* Exercise directions
Every entry below should be printed exactly, without its images.

+++ Stored data

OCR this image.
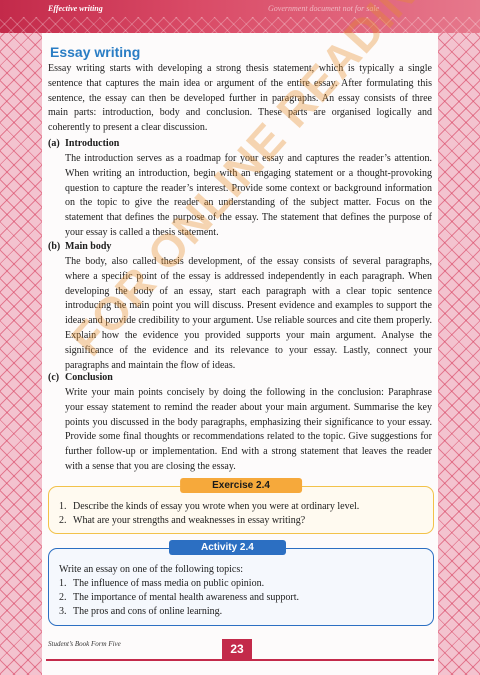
Effective writing	Government document not for sale
Essay writing
Essay writing starts with developing a strong thesis statement, which is typically a single sentence that captures the main idea or argument of the entire essay. After formulating this sentence, the essay can then be developed further in paragraphs. An essay consists of three main parts: introduction, body and conclusion. These parts are organised logically and coherently to present a clear discussion.
(a) Introduction
The introduction serves as a roadmap for your essay and captures the reader’s attention. When writing an introduction, begin with an engaging statement or a thought-provoking question to capture the reader’s interest. Provide some context or background information on the topic to give the reader an understanding of the subject matter. Focus on the statement that defines the purpose of the essay. The statement that defines the purpose of your essay is called a thesis statement.
(b) Main body
The body, also called thesis development, of the essay consists of several paragraphs, where a specific point of the essay is addressed independently in each paragraph. When developing the body of an essay, start each paragraph with a clear topic sentence introducing the main point you will discuss. Present evidence and examples to support the ideas and provide credibility to your argument. Use reliable sources and cite them properly. Explain how the evidence you provided supports your main argument. Analyse the significance of the evidence and its relevance to your essay. Lastly, connect your paragraphs and maintain the flow of ideas.
(c) Conclusion
Write your main points concisely by doing the following in the conclusion: Paraphrase your essay statement to remind the reader about your main argument. Summarise the key points you discussed in the body paragraphs, emphasizing their significance to your essay. Provide some final thoughts or recommendations related to the topic. Give suggestions for further follow-up or implementation. End with a strong statement that leaves the reader with a sense that you are closing the essay.
Exercise 2.4
1. Describe the kinds of essay you wrote when you were at ordinary level.
2. What are your strengths and weaknesses in essay writing?
Activity 2.4
Write an essay on one of the following topics:
1. The influence of mass media on public opinion.
2. The importance of mental health awareness and support.
3. The pros and cons of online learning.
FOR ONLINE READING
Student’s Book Form Five	23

++++++

* Exercise response
OCR this image.
Effective writing	Government document not for sale
Essay writing
Essay writing starts with developing a strong thesis statement, which is typically a single sentence that captures the main idea or argument of the entire essay. After formulating this sentence, the essay can then be developed further in paragraphs. An essay consists of three main parts: introduction, body and conclusion. These parts are organised logically and coherently to present a clear discussion.
(a) Introduction
The introduction serves as a roadmap for your essay and captures the reader’s attention. When writing an introduction, begin with an engaging statement or a thought-provoking question to capture the reader’s interest. Provide some context or background information on the topic to give the reader an understanding of the subject matter. Focus on the statement that defines the purpose of the essay. The statement that defines the purpose of your essay is called a thesis statement.
(b) Main body
The body, also called thesis development, of the essay consists of several paragraphs, where a specific point of the essay is addressed independently in each paragraph. When developing the body of an essay, start each paragraph with a clear topic sentence introducing the main point you will discuss. Present evidence and examples to support the ideas and provide credibility to your argument. Use reliable sources and cite them properly. Explain how the evidence you provided supports your main argument. Analyse the significance of the evidence and its relevance to your essay. Lastly, connect your paragraphs and maintain the flow of ideas.
(c) Conclusion
Write your main points concisely by doing the following in the conclusion: Paraphrase your essay statement to remind the reader about your main argument. Summarise the key points you discussed in the body paragraphs, emphasizing their significance to your essay. Provide some final thoughts or recommendations related to the topic. Give suggestions for further follow-up or implementation. End with a strong statement that leaves the reader with a sense that you are closing the essay.
Exercise 2.4
1. Describe the kinds of essay you wrote when you were at ordinary level.
2. What are your strengths and weaknesses in essay writing?
Activity 2.4
Write an essay on one of the following topics:
1. The influence of mass media on public opinion.
2. The importance of mental health awareness and support.
3. The pros and cons of online learning.
FOR ONLINE READING
Student’s Book Form Five	23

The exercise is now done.